(Entries taken from a collection)
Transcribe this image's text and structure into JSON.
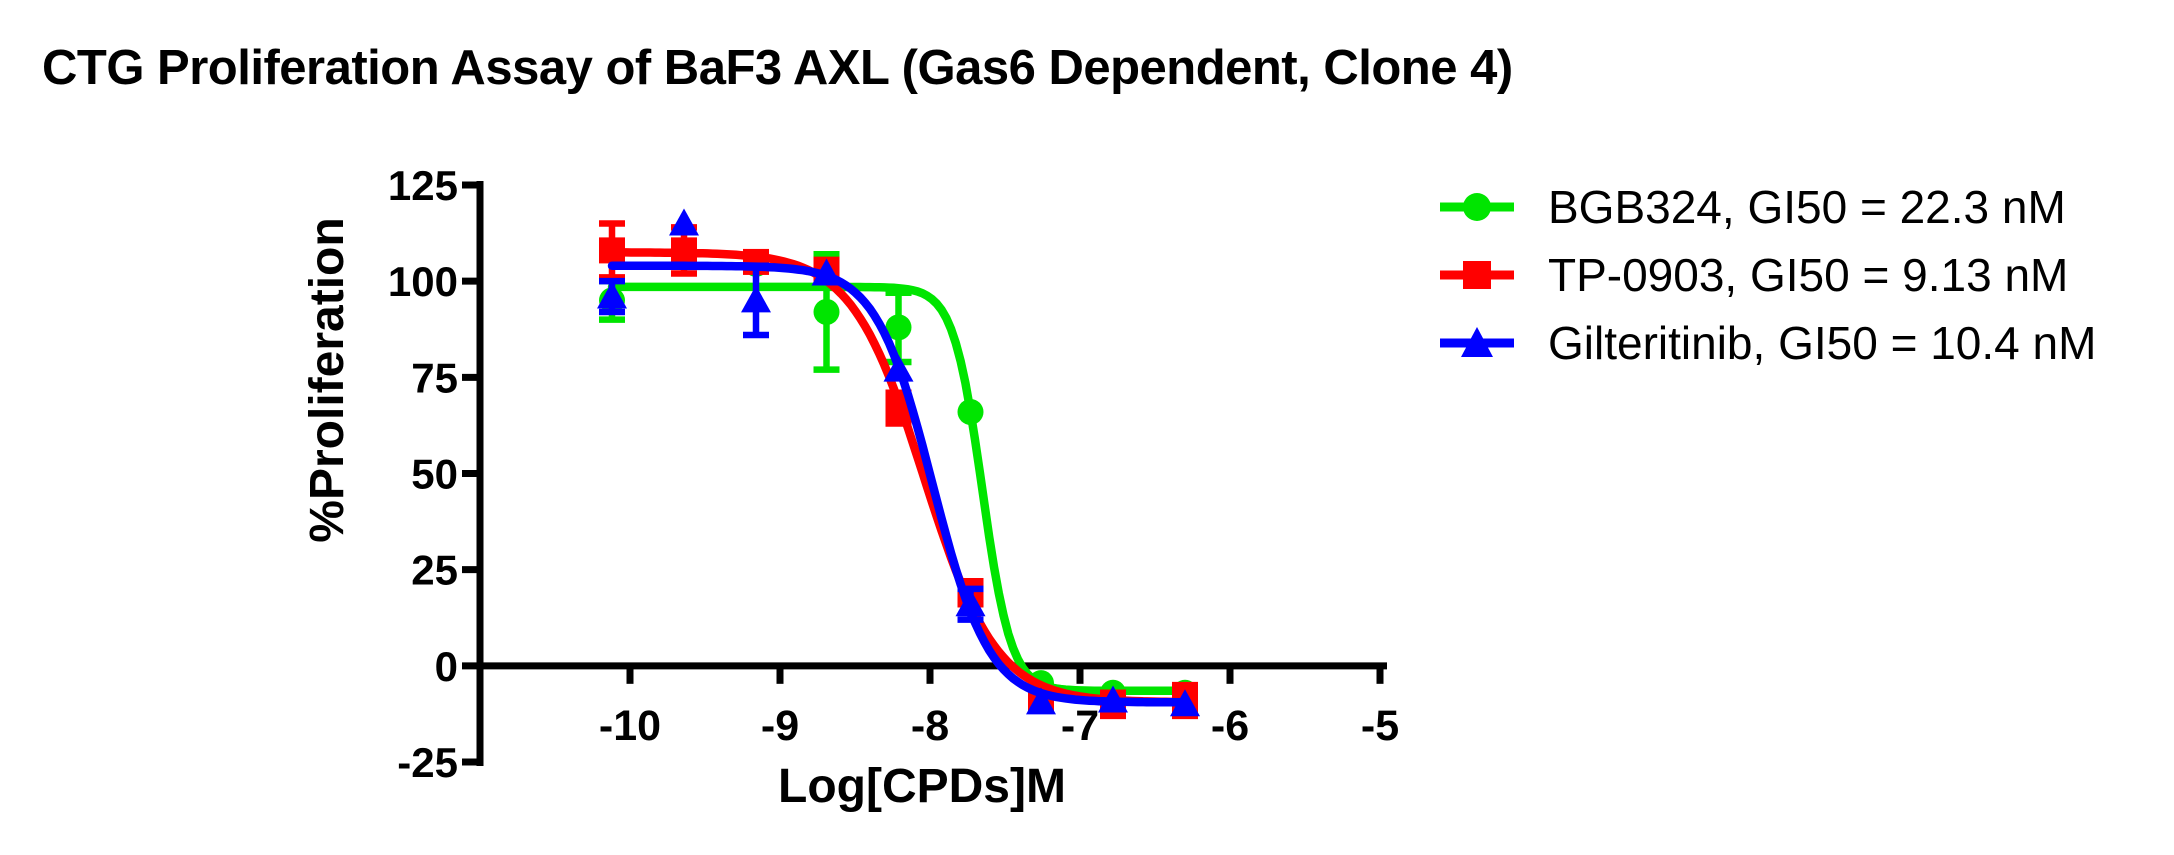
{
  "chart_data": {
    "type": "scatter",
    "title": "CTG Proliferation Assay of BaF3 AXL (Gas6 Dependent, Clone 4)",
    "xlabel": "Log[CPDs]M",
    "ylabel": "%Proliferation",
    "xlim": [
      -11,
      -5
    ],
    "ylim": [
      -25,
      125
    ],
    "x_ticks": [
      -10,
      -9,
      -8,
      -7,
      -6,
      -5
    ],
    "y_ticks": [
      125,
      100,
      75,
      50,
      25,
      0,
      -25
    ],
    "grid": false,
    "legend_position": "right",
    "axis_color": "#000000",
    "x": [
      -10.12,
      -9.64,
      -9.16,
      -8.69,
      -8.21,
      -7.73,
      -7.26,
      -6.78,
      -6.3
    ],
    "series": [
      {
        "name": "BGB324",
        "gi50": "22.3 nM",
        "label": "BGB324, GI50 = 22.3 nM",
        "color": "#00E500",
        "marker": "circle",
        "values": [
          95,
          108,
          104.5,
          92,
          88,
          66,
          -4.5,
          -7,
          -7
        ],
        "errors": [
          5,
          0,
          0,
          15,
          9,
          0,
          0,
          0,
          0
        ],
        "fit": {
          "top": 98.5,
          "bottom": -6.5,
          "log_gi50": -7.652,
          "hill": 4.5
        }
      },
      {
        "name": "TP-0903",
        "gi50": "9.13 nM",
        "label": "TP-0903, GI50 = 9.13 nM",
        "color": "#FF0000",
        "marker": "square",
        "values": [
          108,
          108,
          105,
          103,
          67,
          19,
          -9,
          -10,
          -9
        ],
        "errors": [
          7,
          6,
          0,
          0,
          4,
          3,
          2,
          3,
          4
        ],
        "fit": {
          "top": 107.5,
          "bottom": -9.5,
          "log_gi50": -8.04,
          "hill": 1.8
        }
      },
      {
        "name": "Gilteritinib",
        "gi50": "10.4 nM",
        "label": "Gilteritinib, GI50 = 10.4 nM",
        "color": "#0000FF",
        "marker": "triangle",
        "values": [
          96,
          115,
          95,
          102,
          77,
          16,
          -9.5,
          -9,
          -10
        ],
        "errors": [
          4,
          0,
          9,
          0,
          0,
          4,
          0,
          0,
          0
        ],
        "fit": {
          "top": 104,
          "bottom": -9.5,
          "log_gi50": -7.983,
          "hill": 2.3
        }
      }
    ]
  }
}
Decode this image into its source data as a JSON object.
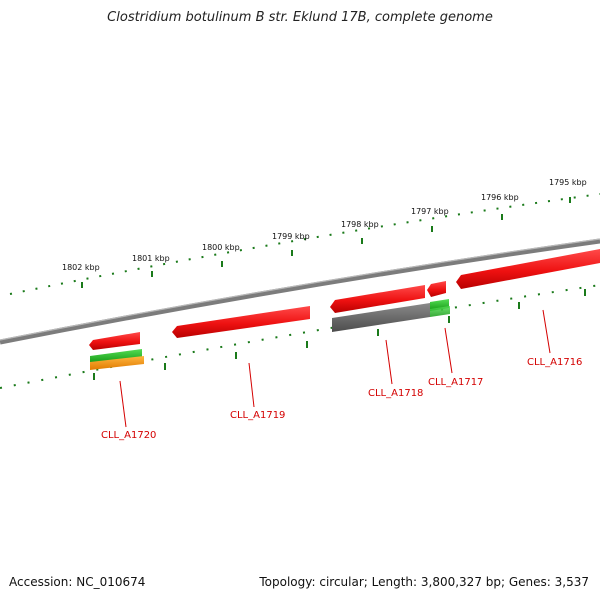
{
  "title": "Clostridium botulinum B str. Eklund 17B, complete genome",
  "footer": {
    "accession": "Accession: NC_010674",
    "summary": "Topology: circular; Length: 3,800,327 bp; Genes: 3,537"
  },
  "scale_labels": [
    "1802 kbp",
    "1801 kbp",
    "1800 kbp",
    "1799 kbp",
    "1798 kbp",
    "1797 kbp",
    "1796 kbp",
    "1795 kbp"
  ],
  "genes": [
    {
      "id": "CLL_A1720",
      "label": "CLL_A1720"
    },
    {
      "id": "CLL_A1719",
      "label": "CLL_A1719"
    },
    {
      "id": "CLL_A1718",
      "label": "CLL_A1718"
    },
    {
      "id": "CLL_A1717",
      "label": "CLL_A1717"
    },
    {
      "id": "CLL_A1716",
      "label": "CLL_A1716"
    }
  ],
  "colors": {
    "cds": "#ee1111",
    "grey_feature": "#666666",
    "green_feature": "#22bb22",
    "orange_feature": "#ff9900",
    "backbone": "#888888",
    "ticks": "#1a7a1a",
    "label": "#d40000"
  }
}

- Exercise details:
Please show every line of the entries above that contains the word "marker".

- Reply to the exercise:
        "marker": "circle",
        "marker": "square",
        "marker": "triangle",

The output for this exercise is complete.